=== Records supplied ===

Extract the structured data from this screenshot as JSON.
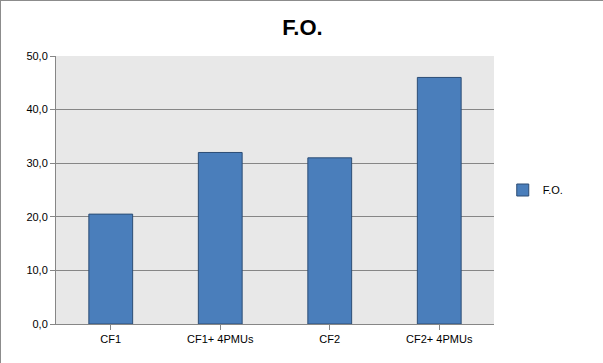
{
  "chart_data": {
    "type": "bar",
    "title": "F.O.",
    "categories": [
      "CF1",
      "CF1+ 4PMUs",
      "CF2",
      "CF2+ 4PMUs"
    ],
    "series": [
      {
        "name": "F.O.",
        "color": "#4a7ebb",
        "values": [
          20.5,
          32,
          31,
          46
        ]
      }
    ],
    "ylim": [
      0,
      50
    ],
    "yticks": [
      {
        "value": 0,
        "label": "0,0"
      },
      {
        "value": 10,
        "label": "10,0"
      },
      {
        "value": 20,
        "label": "20,0"
      },
      {
        "value": 30,
        "label": "30,0"
      },
      {
        "value": 40,
        "label": "40,0"
      },
      {
        "value": 50,
        "label": "50,0"
      }
    ],
    "grid": true,
    "legend": "right"
  }
}
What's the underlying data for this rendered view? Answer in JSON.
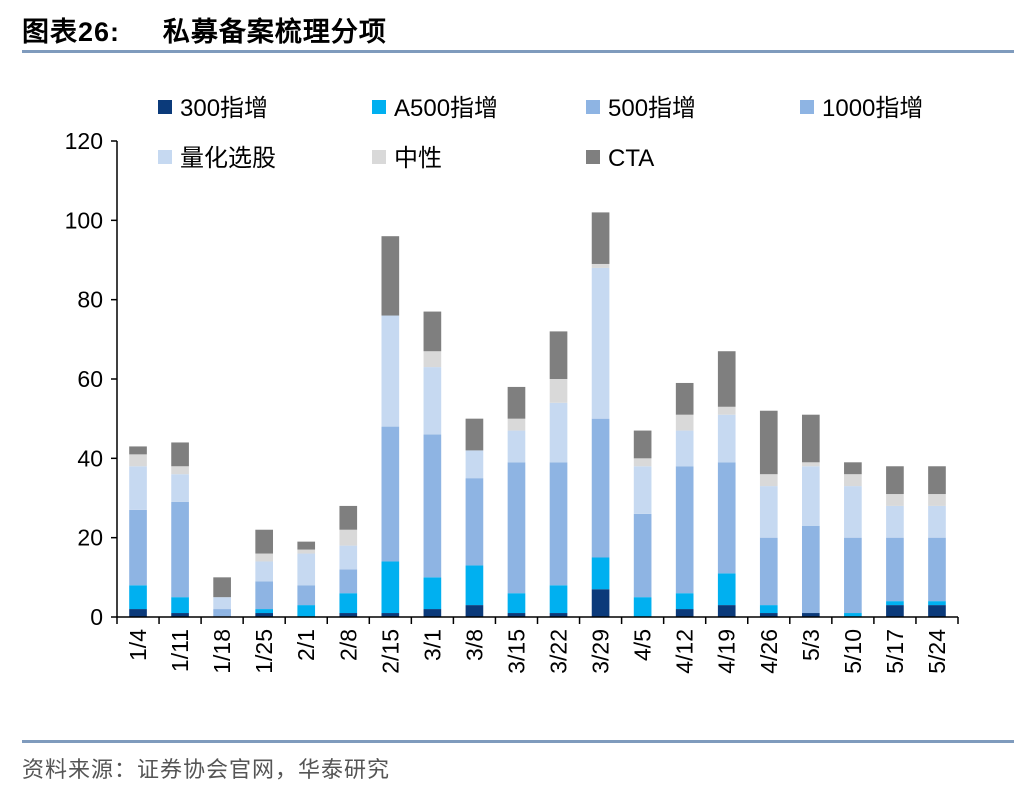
{
  "header": {
    "label": "图表",
    "number": "26:",
    "title": "私募备案梳理分项"
  },
  "source": "资料来源：证券协会官网，华泰研究",
  "chart_data": {
    "type": "bar",
    "stacked": true,
    "categories": [
      "1/4",
      "1/11",
      "1/18",
      "1/25",
      "2/1",
      "2/8",
      "2/15",
      "3/1",
      "3/8",
      "3/15",
      "3/22",
      "3/29",
      "4/5",
      "4/12",
      "4/19",
      "4/26",
      "5/3",
      "5/10",
      "5/17",
      "5/24"
    ],
    "series": [
      {
        "name": "300指增",
        "color": "#0b3a7a",
        "values": [
          2,
          1,
          0,
          1,
          0,
          1,
          1,
          2,
          3,
          1,
          1,
          7,
          0,
          2,
          3,
          1,
          1,
          0,
          3,
          3
        ]
      },
      {
        "name": "A500指增",
        "color": "#00b0f0",
        "values": [
          6,
          4,
          0,
          1,
          3,
          5,
          13,
          8,
          10,
          5,
          7,
          8,
          5,
          4,
          8,
          2,
          0,
          1,
          1,
          1
        ]
      },
      {
        "name": "500指增",
        "color": "#8eb4e3",
        "values": [
          19,
          24,
          1,
          7,
          0,
          6,
          34,
          36,
          22,
          33,
          31,
          35,
          21,
          32,
          28,
          17,
          22,
          19,
          16,
          16
        ]
      },
      {
        "name": "1000指增",
        "color": "#8eb4e3",
        "values": [
          0,
          0,
          1,
          0,
          5,
          0,
          0,
          0,
          0,
          0,
          0,
          0,
          0,
          0,
          0,
          0,
          0,
          0,
          0,
          0
        ]
      },
      {
        "name": "量化选股",
        "color": "#c6d9f1",
        "values": [
          11,
          7,
          3,
          5,
          8,
          6,
          28,
          17,
          7,
          8,
          15,
          38,
          12,
          9,
          12,
          13,
          15,
          13,
          8,
          8
        ]
      },
      {
        "name": "中性",
        "color": "#d9d9d9",
        "values": [
          3,
          2,
          0,
          2,
          1,
          4,
          0,
          4,
          0,
          3,
          6,
          1,
          2,
          4,
          2,
          3,
          1,
          3,
          3,
          3
        ]
      },
      {
        "name": "CTA",
        "color": "#7f7f7f",
        "values": [
          2,
          6,
          5,
          6,
          2,
          6,
          20,
          10,
          8,
          8,
          12,
          13,
          7,
          8,
          14,
          16,
          12,
          3,
          7,
          7
        ]
      }
    ],
    "ylim": [
      0,
      120
    ],
    "yticks": [
      0,
      20,
      40,
      60,
      80,
      100,
      120
    ],
    "legend": "top",
    "grid": false
  }
}
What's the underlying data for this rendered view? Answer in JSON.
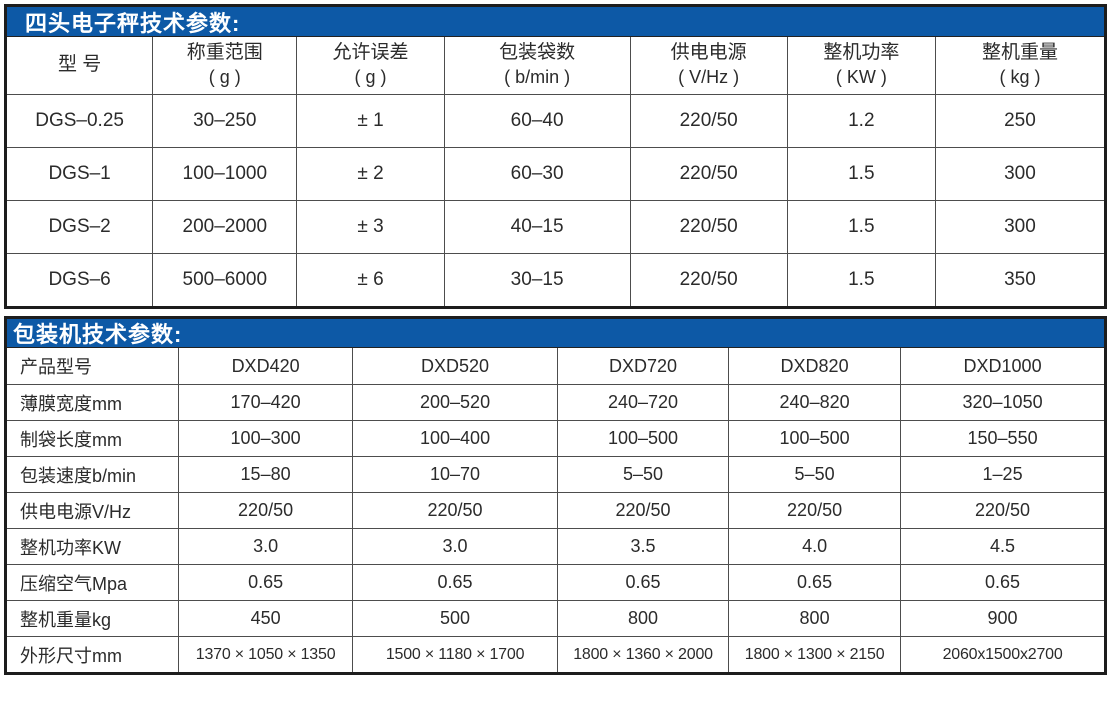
{
  "page": {
    "accent_blue": "#0d59a6",
    "border_dark": "#1d1d1d",
    "grid_line": "#4d4d4d",
    "text_color": "#2b2b2b"
  },
  "scale_table": {
    "title": "四头电子秤技术参数:",
    "columns": [
      {
        "name": "型  号",
        "unit": ""
      },
      {
        "name": "称重范围",
        "unit": "( g )"
      },
      {
        "name": "允许误差",
        "unit": "( g )"
      },
      {
        "name": "包装袋数",
        "unit": "( b/min )"
      },
      {
        "name": "供电电源",
        "unit": "( V/Hz )"
      },
      {
        "name": "整机功率",
        "unit": "( KW )"
      },
      {
        "name": "整机重量",
        "unit": "( kg )"
      }
    ],
    "rows": [
      [
        "DGS–0.25",
        "30–250",
        "± 1",
        "60–40",
        "220/50",
        "1.2",
        "250"
      ],
      [
        "DGS–1",
        "100–1000",
        "± 2",
        "60–30",
        "220/50",
        "1.5",
        "300"
      ],
      [
        "DGS–2",
        "200–2000",
        "± 3",
        "40–15",
        "220/50",
        "1.5",
        "300"
      ],
      [
        "DGS–6",
        "500–6000",
        "± 6",
        "30–15",
        "220/50",
        "1.5",
        "350"
      ]
    ]
  },
  "packer_table": {
    "title": "包装机技术参数:",
    "rows": [
      [
        "产品型号",
        "DXD420",
        "DXD520",
        "DXD720",
        "DXD820",
        "DXD1000"
      ],
      [
        "薄膜宽度mm",
        "170–420",
        "200–520",
        "240–720",
        "240–820",
        "320–1050"
      ],
      [
        "制袋长度mm",
        "100–300",
        "100–400",
        "100–500",
        "100–500",
        "150–550"
      ],
      [
        "包装速度b/min",
        "15–80",
        "10–70",
        "5–50",
        "5–50",
        "1–25"
      ],
      [
        "供电电源V/Hz",
        "220/50",
        "220/50",
        "220/50",
        "220/50",
        "220/50"
      ],
      [
        "整机功率KW",
        "3.0",
        "3.0",
        "3.5",
        "4.0",
        "4.5"
      ],
      [
        "压缩空气Mpa",
        "0.65",
        "0.65",
        "0.65",
        "0.65",
        "0.65"
      ],
      [
        "整机重量kg",
        "450",
        "500",
        "800",
        "800",
        "900"
      ],
      [
        "外形尺寸mm",
        "1370 × 1050 × 1350",
        "1500 × 1180 × 1700",
        "1800 × 1360 × 2000",
        "1800 × 1300 × 2150",
        "2060x1500x2700"
      ]
    ]
  }
}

===

What the task asks:
Write the entries above out in full, exactly, with no images.

Correct answer:
Extract the structured data from this screenshot as JSON.
{
  "chart_data": {
    "type": "bar",
    "title": "F.O.",
    "categories": [
      "CF1",
      "CF1+ 4PMUs",
      "CF2",
      "CF2+ 4PMUs"
    ],
    "series": [
      {
        "name": "F.O.",
        "color": "#4a7ebb",
        "values": [
          20.5,
          32,
          31,
          46
        ]
      }
    ],
    "ylim": [
      0,
      50
    ],
    "yticks": [
      {
        "value": 0,
        "label": "0,0"
      },
      {
        "value": 10,
        "label": "10,0"
      },
      {
        "value": 20,
        "label": "20,0"
      },
      {
        "value": 30,
        "label": "30,0"
      },
      {
        "value": 40,
        "label": "40,0"
      },
      {
        "value": 50,
        "label": "50,0"
      }
    ],
    "grid": true,
    "legend": "right"
  }
}
What's the underlying data for this rendered view? Answer in JSON.
{
  "header": {
    "label": "图表",
    "number": "26:",
    "title": "私募备案梳理分项"
  },
  "source": "资料来源：证券协会官网，华泰研究",
  "chart_data": {
    "type": "bar",
    "stacked": true,
    "categories": [
      "1/4",
      "1/11",
      "1/18",
      "1/25",
      "2/1",
      "2/8",
      "2/15",
      "3/1",
      "3/8",
      "3/15",
      "3/22",
      "3/29",
      "4/5",
      "4/12",
      "4/19",
      "4/26",
      "5/3",
      "5/10",
      "5/17",
      "5/24"
    ],
    "series": [
      {
        "name": "300指增",
        "color": "#0b3a7a",
        "values": [
          2,
          1,
          0,
          1,
          0,
          1,
          1,
          2,
          3,
          1,
          1,
          7,
          0,
          2,
          3,
          1,
          1,
          0,
          3,
          3
        ]
      },
      {
        "name": "A500指增",
        "color": "#00b0f0",
        "values": [
          6,
          4,
          0,
          1,
          3,
          5,
          13,
          8,
          10,
          5,
          7,
          8,
          5,
          4,
          8,
          2,
          0,
          1,
          1,
          1
        ]
      },
      {
        "name": "500指增",
        "color": "#8eb4e3",
        "values": [
          19,
          24,
          1,
          7,
          0,
          6,
          34,
          36,
          22,
          33,
          31,
          35,
          21,
          32,
          28,
          17,
          22,
          19,
          16,
          16
        ]
      },
      {
        "name": "1000指增",
        "color": "#8eb4e3",
        "values": [
          0,
          0,
          1,
          0,
          5,
          0,
          0,
          0,
          0,
          0,
          0,
          0,
          0,
          0,
          0,
          0,
          0,
          0,
          0,
          0
        ]
      },
      {
        "name": "量化选股",
        "color": "#c6d9f1",
        "values": [
          11,
          7,
          3,
          5,
          8,
          6,
          28,
          17,
          7,
          8,
          15,
          38,
          12,
          9,
          12,
          13,
          15,
          13,
          8,
          8
        ]
      },
      {
        "name": "中性",
        "color": "#d9d9d9",
        "values": [
          3,
          2,
          0,
          2,
          1,
          4,
          0,
          4,
          0,
          3,
          6,
          1,
          2,
          4,
          2,
          3,
          1,
          3,
          3,
          3
        ]
      },
      {
        "name": "CTA",
        "color": "#7f7f7f",
        "values": [
          2,
          6,
          5,
          6,
          2,
          6,
          20,
          10,
          8,
          8,
          12,
          13,
          7,
          8,
          14,
          16,
          12,
          3,
          7,
          7
        ]
      }
    ],
    "ylim": [
      0,
      120
    ],
    "yticks": [
      0,
      20,
      40,
      60,
      80,
      100,
      120
    ],
    "legend": "top",
    "grid": false
  }
}
What's the underlying data for this rendered view? Answer in JSON.
{
  "page": {
    "accent_blue": "#0d59a6",
    "border_dark": "#1d1d1d",
    "grid_line": "#4d4d4d",
    "text_color": "#2b2b2b"
  },
  "scale_table": {
    "title": "四头电子秤技术参数:",
    "columns": [
      {
        "name": "型  号",
        "unit": ""
      },
      {
        "name": "称重范围",
        "unit": "( g )"
      },
      {
        "name": "允许误差",
        "unit": "( g )"
      },
      {
        "name": "包装袋数",
        "unit": "( b/min )"
      },
      {
        "name": "供电电源",
        "unit": "( V/Hz )"
      },
      {
        "name": "整机功率",
        "unit": "( KW )"
      },
      {
        "name": "整机重量",
        "unit": "( kg )"
      }
    ],
    "rows": [
      [
        "DGS–0.25",
        "30–250",
        "± 1",
        "60–40",
        "220/50",
        "1.2",
        "250"
      ],
      [
        "DGS–1",
        "100–1000",
        "± 2",
        "60–30",
        "220/50",
        "1.5",
        "300"
      ],
      [
        "DGS–2",
        "200–2000",
        "± 3",
        "40–15",
        "220/50",
        "1.5",
        "300"
      ],
      [
        "DGS–6",
        "500–6000",
        "± 6",
        "30–15",
        "220/50",
        "1.5",
        "350"
      ]
    ]
  },
  "packer_table": {
    "title": "包装机技术参数:",
    "rows": [
      [
        "产品型号",
        "DXD420",
        "DXD520",
        "DXD720",
        "DXD820",
        "DXD1000"
      ],
      [
        "薄膜宽度mm",
        "170–420",
        "200–520",
        "240–720",
        "240–820",
        "320–1050"
      ],
      [
        "制袋长度mm",
        "100–300",
        "100–400",
        "100–500",
        "100–500",
        "150–550"
      ],
      [
        "包装速度b/min",
        "15–80",
        "10–70",
        "5–50",
        "5–50",
        "1–25"
      ],
      [
        "供电电源V/Hz",
        "220/50",
        "220/50",
        "220/50",
        "220/50",
        "220/50"
      ],
      [
        "整机功率KW",
        "3.0",
        "3.0",
        "3.5",
        "4.0",
        "4.5"
      ],
      [
        "压缩空气Mpa",
        "0.65",
        "0.65",
        "0.65",
        "0.65",
        "0.65"
      ],
      [
        "整机重量kg",
        "450",
        "500",
        "800",
        "800",
        "900"
      ],
      [
        "外形尺寸mm",
        "1370 × 1050 × 1350",
        "1500 × 1180 × 1700",
        "1800 × 1360 × 2000",
        "1800 × 1300 × 2150",
        "2060x1500x2700"
      ]
    ]
  }
}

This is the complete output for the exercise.